● Your instructions
Leave out the pictures and copy everything else in the entries exactly.
____ Working data
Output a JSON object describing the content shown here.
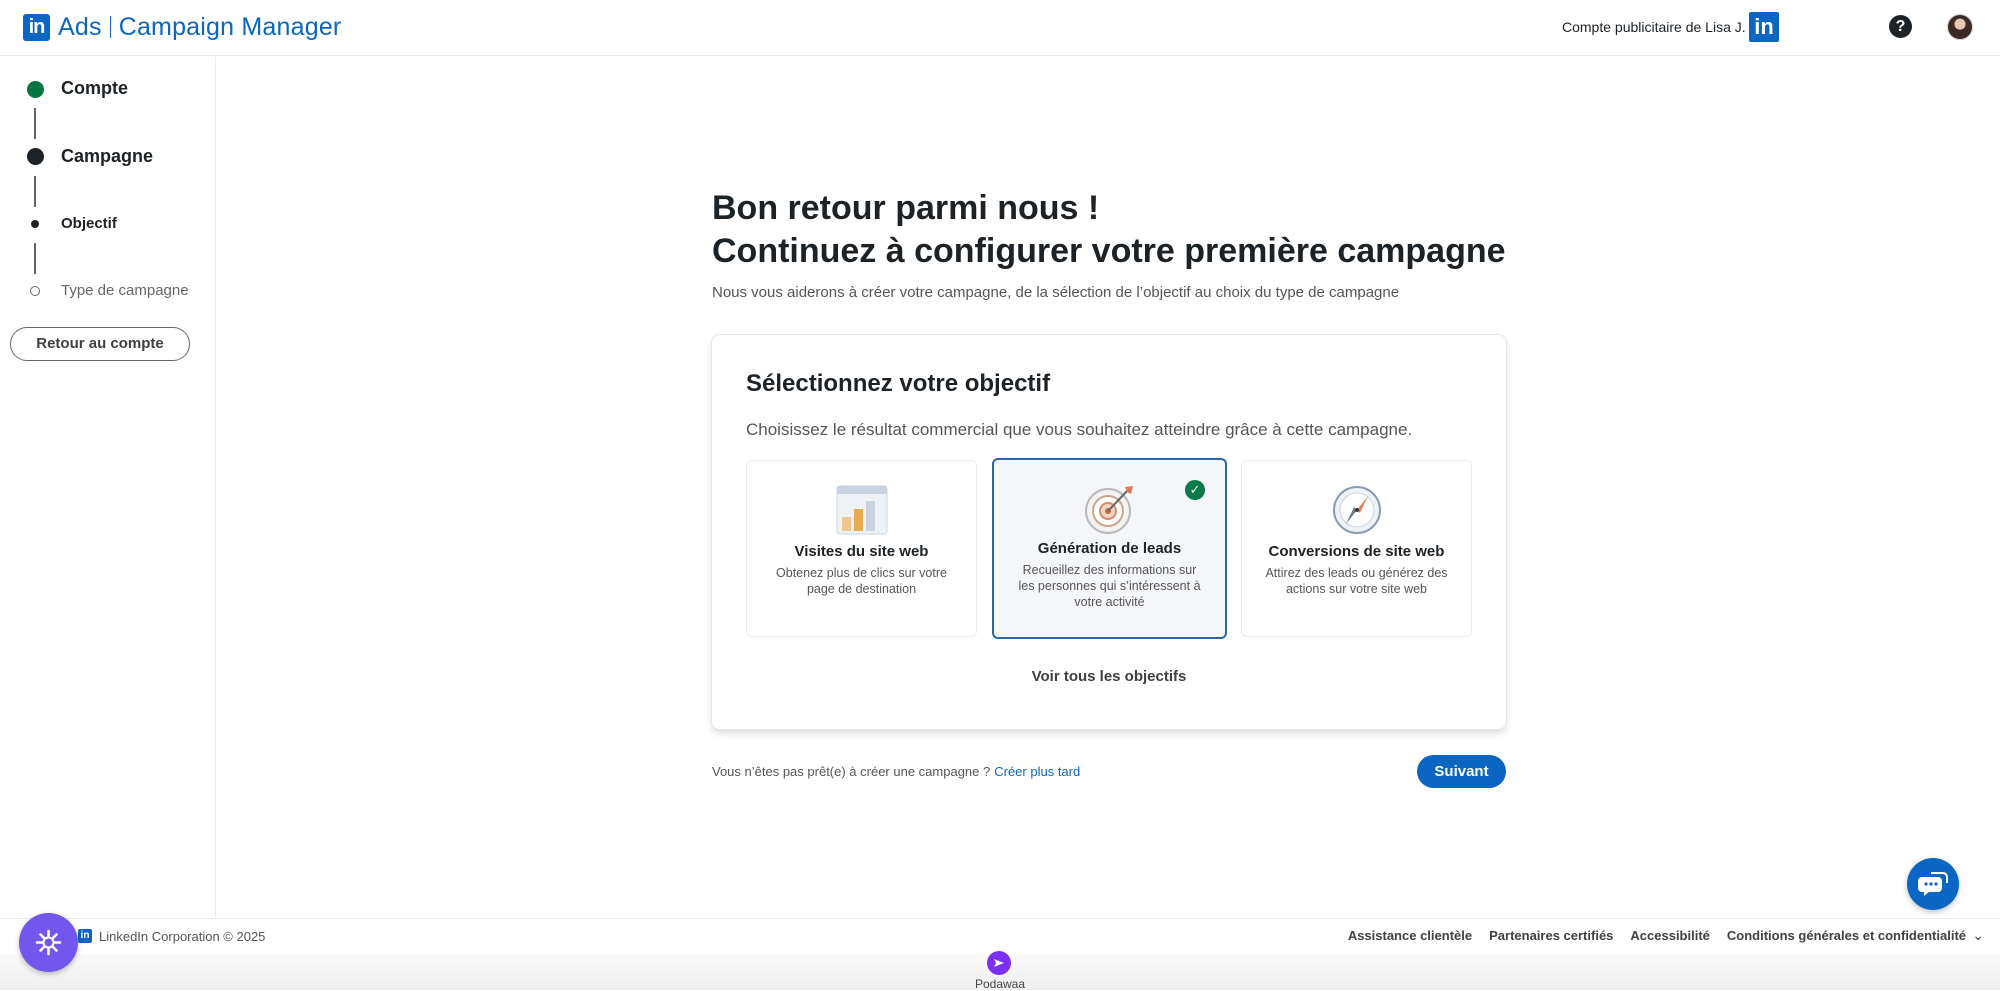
{
  "header": {
    "logo_text": "in",
    "product": "Ads",
    "app_name": "Campaign Manager",
    "account_label": "Compte publicitaire de Lisa J.",
    "account_logo_text": "in",
    "help_glyph": "?"
  },
  "sidebar": {
    "steps": [
      {
        "label": "Compte",
        "state": "done",
        "color": "#057642"
      },
      {
        "label": "Campagne",
        "state": "current",
        "color": "#1d2226"
      },
      {
        "label": "Objectif",
        "state": "current-sub"
      },
      {
        "label": "Type de campagne",
        "state": "upcoming"
      }
    ],
    "back_button": "Retour au compte"
  },
  "main": {
    "title_line1": "Bon retour parmi nous !",
    "title_line2": "Continuez à configurer votre première campagne",
    "subtitle": "Nous vous aiderons à créer votre campagne, de la sélection de l’objectif au choix du type de campagne",
    "card": {
      "title": "Sélectionnez votre objectif",
      "subtitle": "Choisissez le résultat commercial que vous souhaitez atteindre grâce à cette campagne.",
      "options": [
        {
          "title": "Visites du site web",
          "desc": "Obtenez plus de clics sur votre page de destination",
          "icon": "bar-chart-icon",
          "selected": false
        },
        {
          "title": "Génération de leads",
          "desc": "Recueillez des informations sur les personnes qui s’intéressent à votre activité",
          "icon": "target-icon",
          "selected": true
        },
        {
          "title": "Conversions de site web",
          "desc": "Attirez des leads ou générez des actions sur votre site web",
          "icon": "compass-icon",
          "selected": false
        }
      ],
      "check_glyph": "✓",
      "see_all": "Voir tous les objectifs"
    },
    "not_ready_text": "Vous n’êtes pas prêt(e) à créer une campagne ?",
    "create_later": "Créer plus tard",
    "next_button": "Suivant"
  },
  "footer": {
    "logo_text": "in",
    "copyright": "LinkedIn Corporation © 2025",
    "links": [
      "Assistance clientèle",
      "Partenaires certifiés",
      "Accessibilité",
      "Conditions générales et confidentialité"
    ],
    "chevron": "⌄"
  },
  "extension": {
    "label": "Podawaa"
  },
  "colors": {
    "brand": "#0a66c2",
    "success": "#057642",
    "selected_border": "#2a65a8",
    "podawaa": "#7b2ff2",
    "assistant": "#7256ee"
  }
}
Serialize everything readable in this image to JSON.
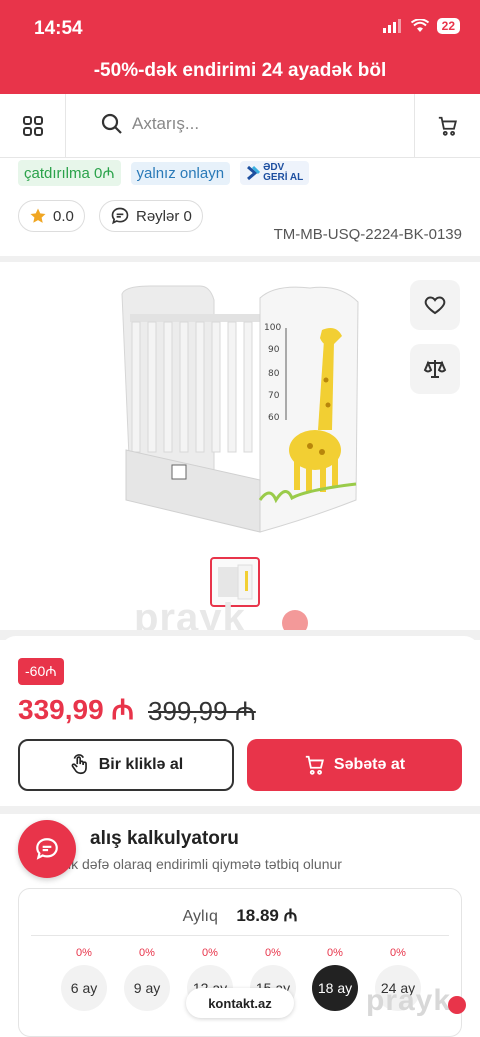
{
  "status_bar": {
    "time": "14:54",
    "battery": "22"
  },
  "promo_banner": "-50%-dək endirimi 24 ayadək böl",
  "search": {
    "placeholder": "Axtarış..."
  },
  "tags": {
    "delivery": "çatdırılma 0₼",
    "online": "yalnız onlayn",
    "adv_line1": "ƏDV",
    "adv_line2": "GERİ AL"
  },
  "rating": {
    "score": "0.0",
    "reviews": "Rəylər 0"
  },
  "sku": "TM-MB-USQ-2224-BK-0139",
  "product_image": {
    "scale_marks": [
      "100",
      "90",
      "80",
      "70",
      "60"
    ]
  },
  "watermark": "prayk",
  "price": {
    "discount_badge": "-60₼",
    "current": "339,99 ₼",
    "old": "399,99 ₼"
  },
  "buttons": {
    "one_click": "Bir kliklə al",
    "add_to_cart": "Səbətə at"
  },
  "calculator": {
    "title": "alış kalkulyatoru",
    "subtitle": "ik dəfə olaraq endirimli qiymətə tətbiq olunur",
    "monthly_label": "Aylıq",
    "monthly_value": "18.89 ₼",
    "terms": [
      {
        "pct": "0%",
        "label": "6 ay"
      },
      {
        "pct": "0%",
        "label": "9 ay"
      },
      {
        "pct": "0%",
        "label": "12 ay"
      },
      {
        "pct": "0%",
        "label": "15 ay"
      },
      {
        "pct": "0%",
        "label": "18 ay"
      },
      {
        "pct": "0%",
        "label": "24 ay"
      }
    ],
    "selected_term": "18 ay"
  },
  "contact_chip": "kontakt.az",
  "colors": {
    "accent": "#e8344a",
    "success": "#2aa24a",
    "link": "#2a7ab8"
  }
}
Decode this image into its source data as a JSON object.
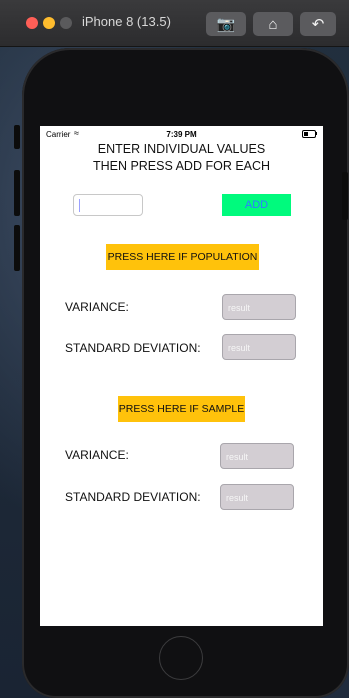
{
  "window": {
    "title": "iPhone 8 (13.5)",
    "toolbar_icons": [
      "screenshot-icon",
      "home-icon",
      "rotate-icon"
    ]
  },
  "statusbar": {
    "carrier": "Carrier",
    "time": "7:39 PM"
  },
  "app": {
    "instructions_line1": "ENTER INDIVIDUAL VALUES",
    "instructions_line2": "THEN PRESS ADD FOR EACH",
    "input_value": "",
    "add_label": "ADD",
    "population": {
      "button_label": "PRESS HERE IF POPULATION",
      "variance_label": "VARIANCE:",
      "variance_placeholder": "result",
      "stddev_label": "STANDARD DEVIATION:",
      "stddev_placeholder": "result"
    },
    "sample": {
      "button_label": "PRESS HERE IF SAMPLE",
      "variance_label": "VARIANCE:",
      "variance_placeholder": "result",
      "stddev_label": "STANDARD DEVIATION:",
      "stddev_placeholder": "result"
    }
  },
  "colors": {
    "add_button": "#00fa7d",
    "add_text": "#2f7bff",
    "yellow_button": "#ffc20b",
    "result_field": "#d3ced3"
  }
}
________
● Result of this task
Output a JSON object describing the content shown here.
{
  "header": {
    "logo_text": "in",
    "product": "Ads",
    "app_name": "Campaign Manager",
    "account_label": "Compte publicitaire de Lisa J.",
    "account_logo_text": "in",
    "help_glyph": "?"
  },
  "sidebar": {
    "steps": [
      {
        "label": "Compte",
        "state": "done",
        "color": "#057642"
      },
      {
        "label": "Campagne",
        "state": "current",
        "color": "#1d2226"
      },
      {
        "label": "Objectif",
        "state": "current-sub"
      },
      {
        "label": "Type de campagne",
        "state": "upcoming"
      }
    ],
    "back_button": "Retour au compte"
  },
  "main": {
    "title_line1": "Bon retour parmi nous !",
    "title_line2": "Continuez à configurer votre première campagne",
    "subtitle": "Nous vous aiderons à créer votre campagne, de la sélection de l’objectif au choix du type de campagne",
    "card": {
      "title": "Sélectionnez votre objectif",
      "subtitle": "Choisissez le résultat commercial que vous souhaitez atteindre grâce à cette campagne.",
      "options": [
        {
          "title": "Visites du site web",
          "desc": "Obtenez plus de clics sur votre page de destination",
          "icon": "bar-chart-icon",
          "selected": false
        },
        {
          "title": "Génération de leads",
          "desc": "Recueillez des informations sur les personnes qui s’intéressent à votre activité",
          "icon": "target-icon",
          "selected": true
        },
        {
          "title": "Conversions de site web",
          "desc": "Attirez des leads ou générez des actions sur votre site web",
          "icon": "compass-icon",
          "selected": false
        }
      ],
      "check_glyph": "✓",
      "see_all": "Voir tous les objectifs"
    },
    "not_ready_text": "Vous n’êtes pas prêt(e) à créer une campagne ?",
    "create_later": "Créer plus tard",
    "next_button": "Suivant"
  },
  "footer": {
    "logo_text": "in",
    "copyright": "LinkedIn Corporation © 2025",
    "links": [
      "Assistance clientèle",
      "Partenaires certifiés",
      "Accessibilité",
      "Conditions générales et confidentialité"
    ],
    "chevron": "⌄"
  },
  "extension": {
    "label": "Podawaa"
  },
  "colors": {
    "brand": "#0a66c2",
    "success": "#057642",
    "selected_border": "#2a65a8",
    "podawaa": "#7b2ff2",
    "assistant": "#7256ee"
  }
}
Serialize everything readable in this image to JSON.
{
  "status_bar": {
    "time": "14:54",
    "battery": "22"
  },
  "promo_banner": "-50%-dək endirimi 24 ayadək böl",
  "search": {
    "placeholder": "Axtarış..."
  },
  "tags": {
    "delivery": "çatdırılma 0₼",
    "online": "yalnız onlayn",
    "adv_line1": "ƏDV",
    "adv_line2": "GERİ AL"
  },
  "rating": {
    "score": "0.0",
    "reviews": "Rəylər 0"
  },
  "sku": "TM-MB-USQ-2224-BK-0139",
  "product_image": {
    "scale_marks": [
      "100",
      "90",
      "80",
      "70",
      "60"
    ]
  },
  "watermark": "prayk",
  "price": {
    "discount_badge": "-60₼",
    "current": "339,99 ₼",
    "old": "399,99 ₼"
  },
  "buttons": {
    "one_click": "Bir kliklə al",
    "add_to_cart": "Səbətə at"
  },
  "calculator": {
    "title": "alış kalkulyatoru",
    "subtitle": "ik dəfə olaraq endirimli qiymətə tətbiq olunur",
    "monthly_label": "Aylıq",
    "monthly_value": "18.89 ₼",
    "terms": [
      {
        "pct": "0%",
        "label": "6 ay"
      },
      {
        "pct": "0%",
        "label": "9 ay"
      },
      {
        "pct": "0%",
        "label": "12 ay"
      },
      {
        "pct": "0%",
        "label": "15 ay"
      },
      {
        "pct": "0%",
        "label": "18 ay"
      },
      {
        "pct": "0%",
        "label": "24 ay"
      }
    ],
    "selected_term": "18 ay"
  },
  "contact_chip": "kontakt.az",
  "colors": {
    "accent": "#e8344a",
    "success": "#2aa24a",
    "link": "#2a7ab8"
  }
}
Decode this image into its source data as a JSON object.
{
  "window": {
    "title": "iPhone 8 (13.5)",
    "toolbar_icons": [
      "screenshot-icon",
      "home-icon",
      "rotate-icon"
    ]
  },
  "statusbar": {
    "carrier": "Carrier",
    "time": "7:39 PM"
  },
  "app": {
    "instructions_line1": "ENTER INDIVIDUAL VALUES",
    "instructions_line2": "THEN PRESS ADD FOR EACH",
    "input_value": "",
    "add_label": "ADD",
    "population": {
      "button_label": "PRESS HERE IF POPULATION",
      "variance_label": "VARIANCE:",
      "variance_placeholder": "result",
      "stddev_label": "STANDARD DEVIATION:",
      "stddev_placeholder": "result"
    },
    "sample": {
      "button_label": "PRESS HERE IF SAMPLE",
      "variance_label": "VARIANCE:",
      "variance_placeholder": "result",
      "stddev_label": "STANDARD DEVIATION:",
      "stddev_placeholder": "result"
    }
  },
  "colors": {
    "add_button": "#00fa7d",
    "add_text": "#2f7bff",
    "yellow_button": "#ffc20b",
    "result_field": "#d3ced3"
  }
}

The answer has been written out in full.